--- begin RAW RECORDS ---

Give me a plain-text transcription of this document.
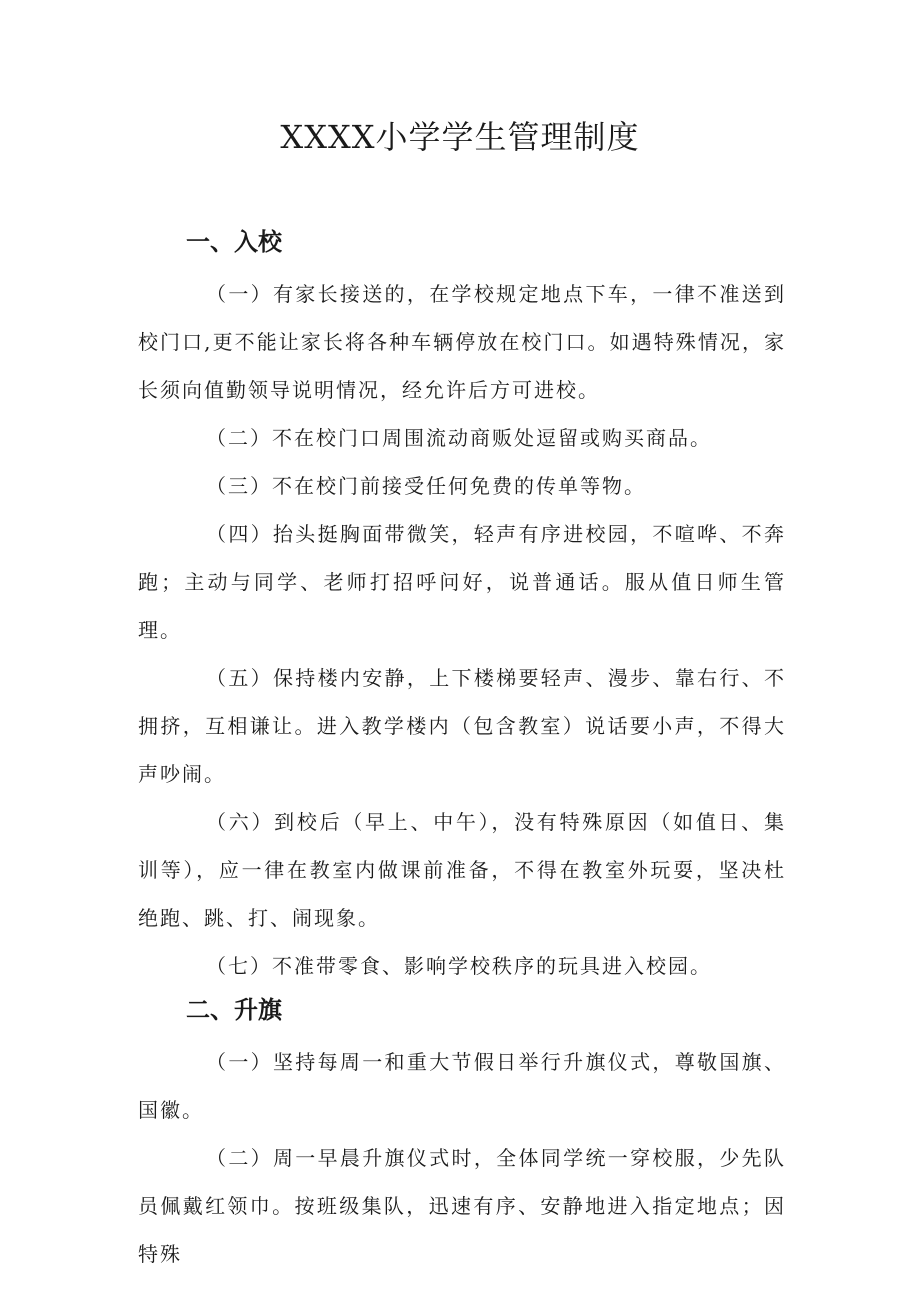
XXXX小学学生管理制度
一、入校

（一）有家长接送的，在学校规定地点下车，一律不准送到校门口,更不能让家长将各种车辆停放在校门口。如遇特殊情况，家长须向值勤领导说明情况，经允许后方可进校。

（二）不在校门口周围流动商贩处逗留或购买商品。

（三）不在校门前接受任何免费的传单等物。

（四）抬头挺胸面带微笑，轻声有序进校园，不喧哗、不奔跑；主动与同学、老师打招呼问好，说普通话。服从值日师生管理。

（五）保持楼内安静，上下楼梯要轻声、漫步、靠右行、不拥挤，互相谦让。进入教学楼内（包含教室）说话要小声，不得大声吵闹。

（六）到校后（早上、中午），没有特殊原因（如值日、集训等），应一律在教室内做课前准备，不得在教室外玩耍，坚决杜绝跑、跳、打、闹现象。

（七）不准带零食、影响学校秩序的玩具进入校园。

二、升旗

（一）坚持每周一和重大节假日举行升旗仪式，尊敬国旗、国徽。

（二）周一早晨升旗仪式时，全体同学统一穿校服，少先队员佩戴红领巾。按班级集队，迅速有序、安静地进入指定地点；因特殊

--- end RAW RECORDS ---

GIVEN EXERCISE ::
Retype all the records shown above, character for character. Omit every picture.

FULL RESPONSE ::
Give me a plain-text transcription of this document.
XXXX小学学生管理制度
一、入校

（一）有家长接送的，在学校规定地点下车，一律不准送到校门口,更不能让家长将各种车辆停放在校门口。如遇特殊情况，家长须向值勤领导说明情况，经允许后方可进校。

（二）不在校门口周围流动商贩处逗留或购买商品。

（三）不在校门前接受任何免费的传单等物。

（四）抬头挺胸面带微笑，轻声有序进校园，不喧哗、不奔跑；主动与同学、老师打招呼问好，说普通话。服从值日师生管理。

（五）保持楼内安静，上下楼梯要轻声、漫步、靠右行、不拥挤，互相谦让。进入教学楼内（包含教室）说话要小声，不得大声吵闹。

（六）到校后（早上、中午），没有特殊原因（如值日、集训等），应一律在教室内做课前准备，不得在教室外玩耍，坚决杜绝跑、跳、打、闹现象。

（七）不准带零食、影响学校秩序的玩具进入校园。

二、升旗

（一）坚持每周一和重大节假日举行升旗仪式，尊敬国旗、国徽。

（二）周一早晨升旗仪式时，全体同学统一穿校服，少先队员佩戴红领巾。按班级集队，迅速有序、安静地进入指定地点；因特殊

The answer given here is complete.